━━━━━ Data to use

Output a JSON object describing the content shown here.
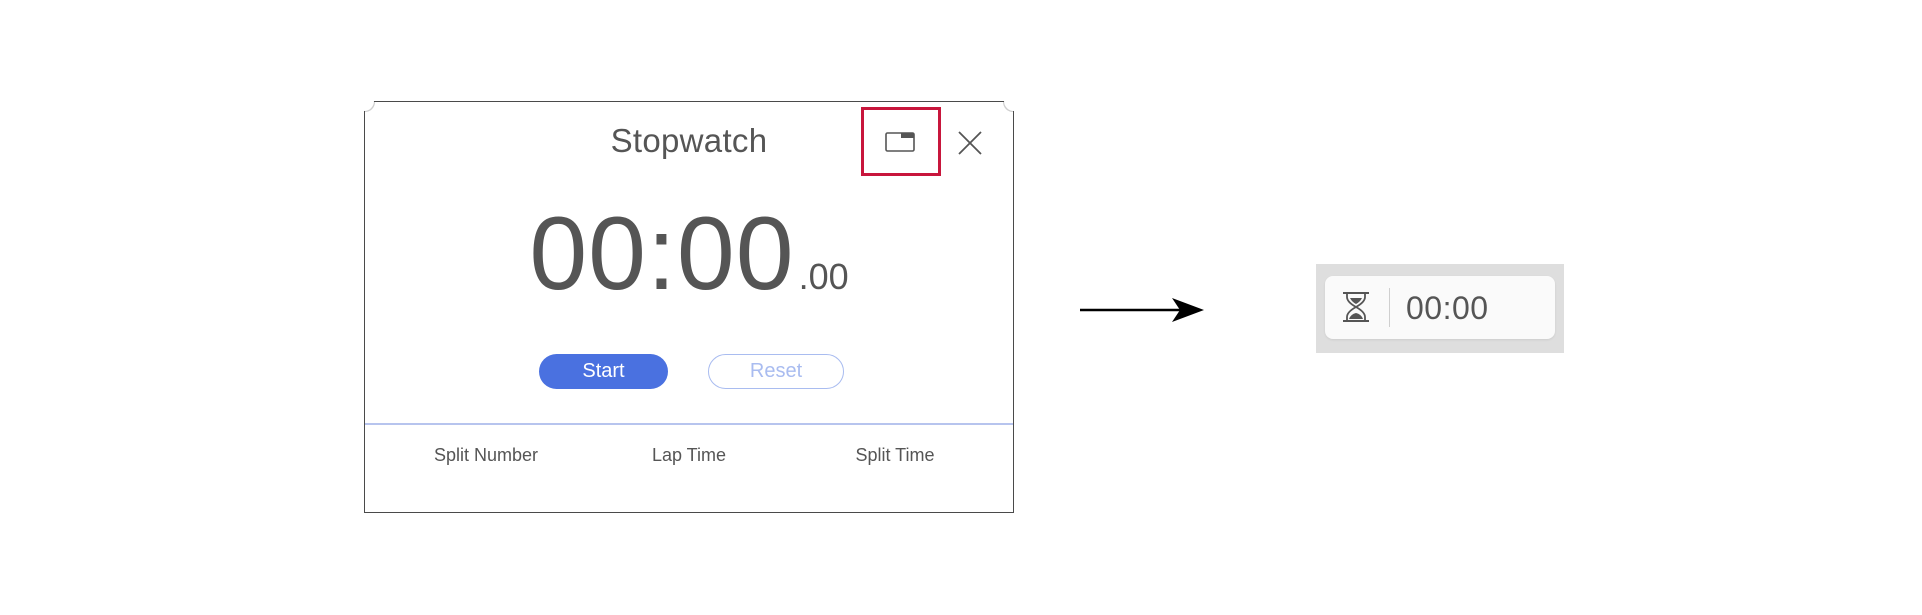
{
  "window": {
    "title": "Stopwatch",
    "time_main": "00:00",
    "time_fraction": ".00",
    "start_label": "Start",
    "reset_label": "Reset",
    "columns": [
      "Split Number",
      "Lap Time",
      "Split Time"
    ]
  },
  "icons": {
    "minimize": "minimize-to-widget-icon",
    "close": "close-icon",
    "widget": "hourglass-icon",
    "transition": "arrow-right"
  },
  "mini_widget": {
    "time": "00:00"
  },
  "colors": {
    "accent": "#4a71e0",
    "accent_light": "#a9bcf0",
    "highlight": "#c8163c",
    "text": "#555555"
  }
}
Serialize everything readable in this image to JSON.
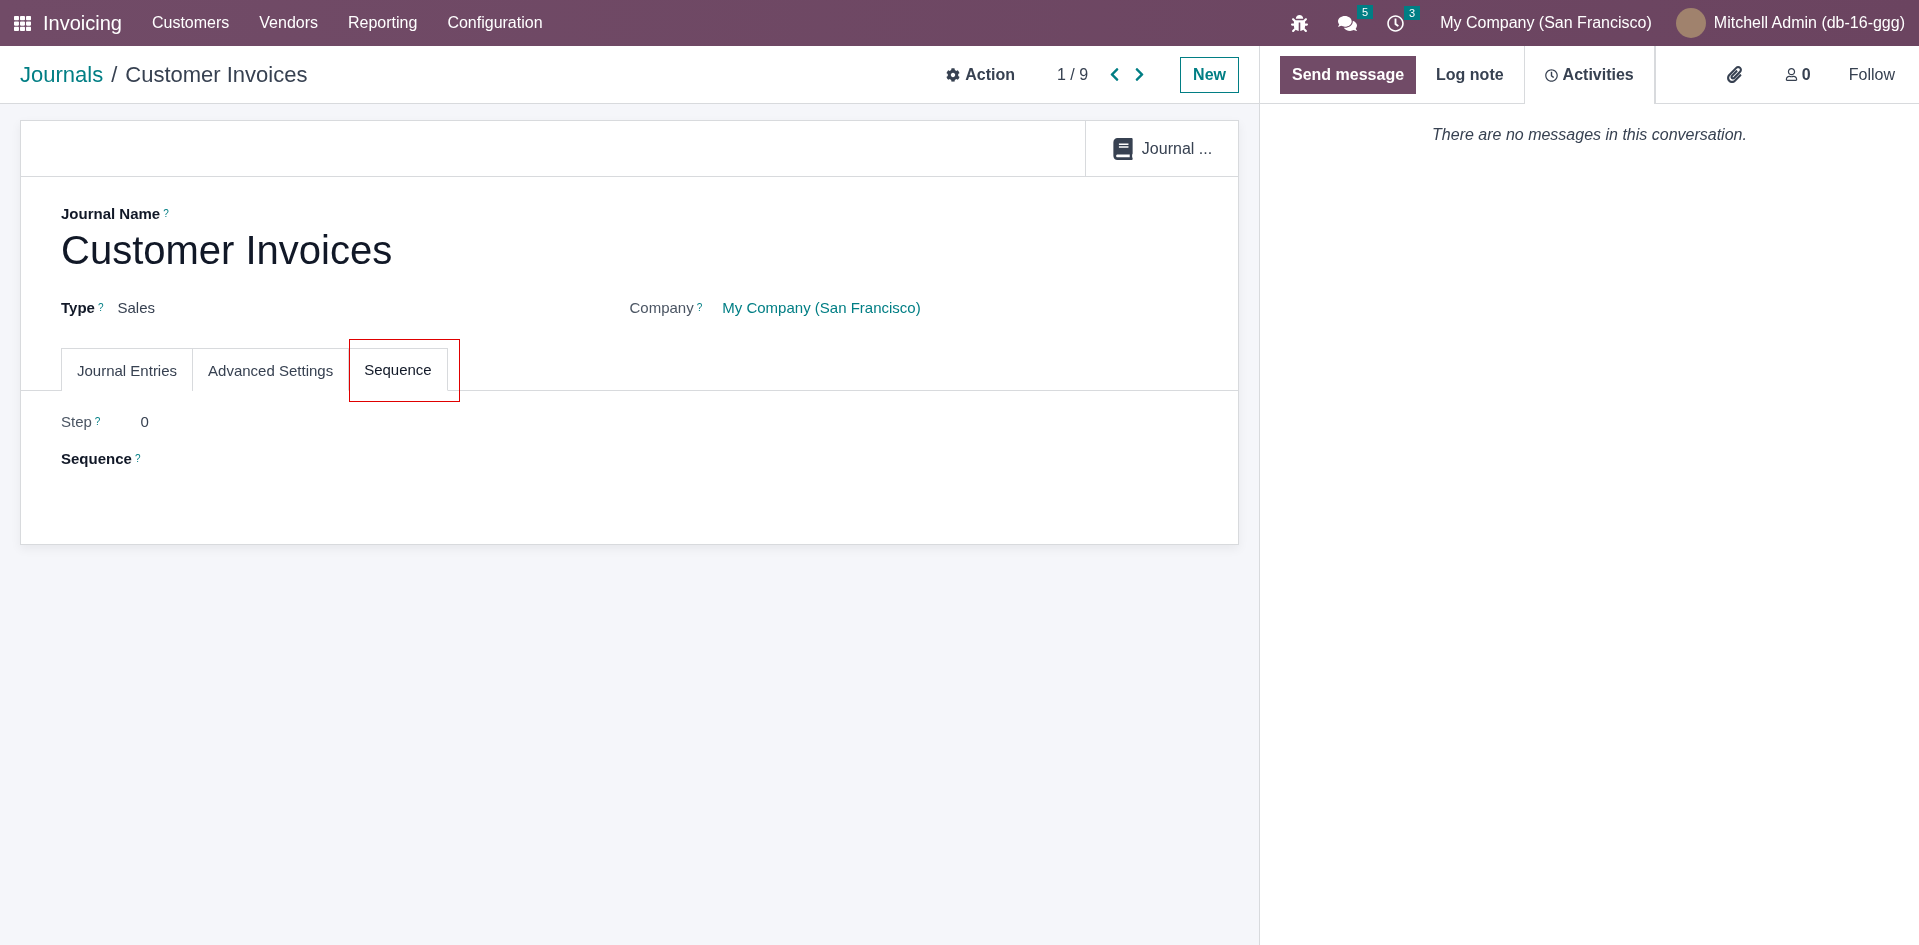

━━━━━━━━━━

Return all of the entries exactly as written, but drop any pictures they hold.

Output a JSON object describing the content shown here.
{
  "window": {
    "title": "Stopwatch",
    "time_main": "00:00",
    "time_fraction": ".00",
    "start_label": "Start",
    "reset_label": "Reset",
    "columns": [
      "Split Number",
      "Lap Time",
      "Split Time"
    ]
  },
  "icons": {
    "minimize": "minimize-to-widget-icon",
    "close": "close-icon",
    "widget": "hourglass-icon",
    "transition": "arrow-right"
  },
  "mini_widget": {
    "time": "00:00"
  },
  "colors": {
    "accent": "#4a71e0",
    "accent_light": "#a9bcf0",
    "highlight": "#c8163c",
    "text": "#555555"
  }
}
Serialize everything readable in this image to JSON.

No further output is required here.